▸ **Exercise inputs**:
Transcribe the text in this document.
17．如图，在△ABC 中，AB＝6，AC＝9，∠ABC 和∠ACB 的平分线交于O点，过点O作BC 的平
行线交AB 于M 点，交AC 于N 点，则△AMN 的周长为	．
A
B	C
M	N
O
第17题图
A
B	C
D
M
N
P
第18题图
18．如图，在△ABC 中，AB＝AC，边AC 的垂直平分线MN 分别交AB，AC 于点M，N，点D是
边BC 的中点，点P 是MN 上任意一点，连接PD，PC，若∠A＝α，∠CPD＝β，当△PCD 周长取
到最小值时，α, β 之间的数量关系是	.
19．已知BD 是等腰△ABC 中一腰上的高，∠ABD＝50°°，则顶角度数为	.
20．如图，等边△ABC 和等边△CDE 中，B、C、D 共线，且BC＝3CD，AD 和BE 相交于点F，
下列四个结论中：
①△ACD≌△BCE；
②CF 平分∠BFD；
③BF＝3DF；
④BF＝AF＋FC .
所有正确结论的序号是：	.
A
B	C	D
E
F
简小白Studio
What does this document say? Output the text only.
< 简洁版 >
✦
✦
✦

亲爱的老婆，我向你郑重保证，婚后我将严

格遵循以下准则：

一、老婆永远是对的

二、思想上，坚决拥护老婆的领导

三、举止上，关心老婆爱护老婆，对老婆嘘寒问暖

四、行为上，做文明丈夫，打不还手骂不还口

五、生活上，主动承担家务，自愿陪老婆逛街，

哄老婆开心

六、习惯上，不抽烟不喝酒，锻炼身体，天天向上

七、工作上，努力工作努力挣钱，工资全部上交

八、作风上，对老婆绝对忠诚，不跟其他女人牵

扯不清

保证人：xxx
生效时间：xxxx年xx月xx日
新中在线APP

▸ **Request**: Extract the complete listing verbatim.

▸ **Solution to the problem**:
Transcribe the text in this document.
17．如图，在△ABC 中，AB＝6，AC＝9，∠ABC 和∠ACB 的平分线交于O点，过点O作BC 的平
行线交AB 于M 点，交AC 于N 点，则△AMN 的周长为	．
A
B	C
M	N
O
第17题图
A
B	C
D
M
N
P
第18题图
18．如图，在△ABC 中，AB＝AC，边AC 的垂直平分线MN 分别交AB，AC 于点M，N，点D是
边BC 的中点，点P 是MN 上任意一点，连接PD，PC，若∠A＝α，∠CPD＝β，当△PCD 周长取
到最小值时，α, β 之间的数量关系是	.
19．已知BD 是等腰△ABC 中一腰上的高，∠ABD＝50°°，则顶角度数为	.
20．如图，等边△ABC 和等边△CDE 中，B、C、D 共线，且BC＝3CD，AD 和BE 相交于点F，
下列四个结论中：
①△ACD≌△BCE；
②CF 平分∠BFD；
③BF＝3DF；
④BF＝AF＋FC .
所有正确结论的序号是：	.
A
B	C	D
E
F
简小白Studio
What does this document say? Output the text only.
< 简洁版 >
✦
✦
✦

亲爱的老婆，我向你郑重保证，婚后我将严

格遵循以下准则：

一、老婆永远是对的

二、思想上，坚决拥护老婆的领导

三、举止上，关心老婆爱护老婆，对老婆嘘寒问暖

四、行为上，做文明丈夫，打不还手骂不还口

五、生活上，主动承担家务，自愿陪老婆逛街，

哄老婆开心

六、习惯上，不抽烟不喝酒，锻炼身体，天天向上

七、工作上，努力工作努力挣钱，工资全部上交

八、作风上，对老婆绝对忠诚，不跟其他女人牵

扯不清

保证人：xxx
生效时间：xxxx年xx月xx日
新中在线APP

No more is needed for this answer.